- Problem details:
Reproduce the listing word for word. Skip any image.
•••••
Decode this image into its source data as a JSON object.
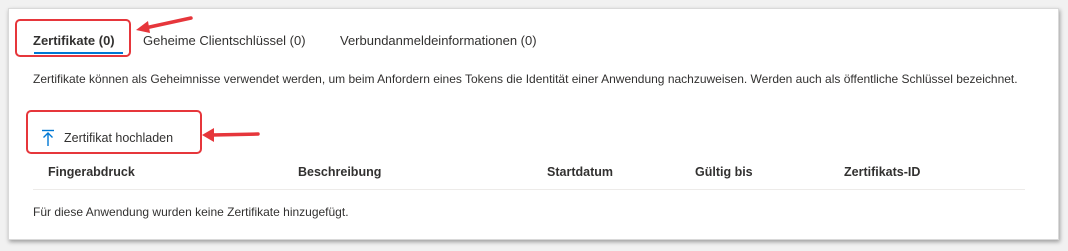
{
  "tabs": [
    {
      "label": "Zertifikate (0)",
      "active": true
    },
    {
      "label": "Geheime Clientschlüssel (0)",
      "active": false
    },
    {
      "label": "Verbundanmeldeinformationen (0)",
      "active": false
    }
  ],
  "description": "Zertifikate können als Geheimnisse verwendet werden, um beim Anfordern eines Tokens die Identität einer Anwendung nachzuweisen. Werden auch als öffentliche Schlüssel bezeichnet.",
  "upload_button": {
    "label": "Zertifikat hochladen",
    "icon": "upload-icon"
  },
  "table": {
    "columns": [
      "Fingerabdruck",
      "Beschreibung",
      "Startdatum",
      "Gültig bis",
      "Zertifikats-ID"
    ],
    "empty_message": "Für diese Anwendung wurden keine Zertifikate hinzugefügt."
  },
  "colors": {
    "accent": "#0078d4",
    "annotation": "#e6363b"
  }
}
•••••
- Exercise response:
Decode this image into its source data as a JSON object.
{
  "tabs": [
    {
      "label": "Zertifikate (0)",
      "active": true
    },
    {
      "label": "Geheime Clientschlüssel (0)",
      "active": false
    },
    {
      "label": "Verbundanmeldeinformationen (0)",
      "active": false
    }
  ],
  "description": "Zertifikate können als Geheimnisse verwendet werden, um beim Anfordern eines Tokens die Identität einer Anwendung nachzuweisen. Werden auch als öffentliche Schlüssel bezeichnet.",
  "upload_button": {
    "label": "Zertifikat hochladen",
    "icon": "upload-icon"
  },
  "table": {
    "columns": [
      "Fingerabdruck",
      "Beschreibung",
      "Startdatum",
      "Gültig bis",
      "Zertifikats-ID"
    ],
    "empty_message": "Für diese Anwendung wurden keine Zertifikate hinzugefügt."
  },
  "colors": {
    "accent": "#0078d4",
    "annotation": "#e6363b"
  }
}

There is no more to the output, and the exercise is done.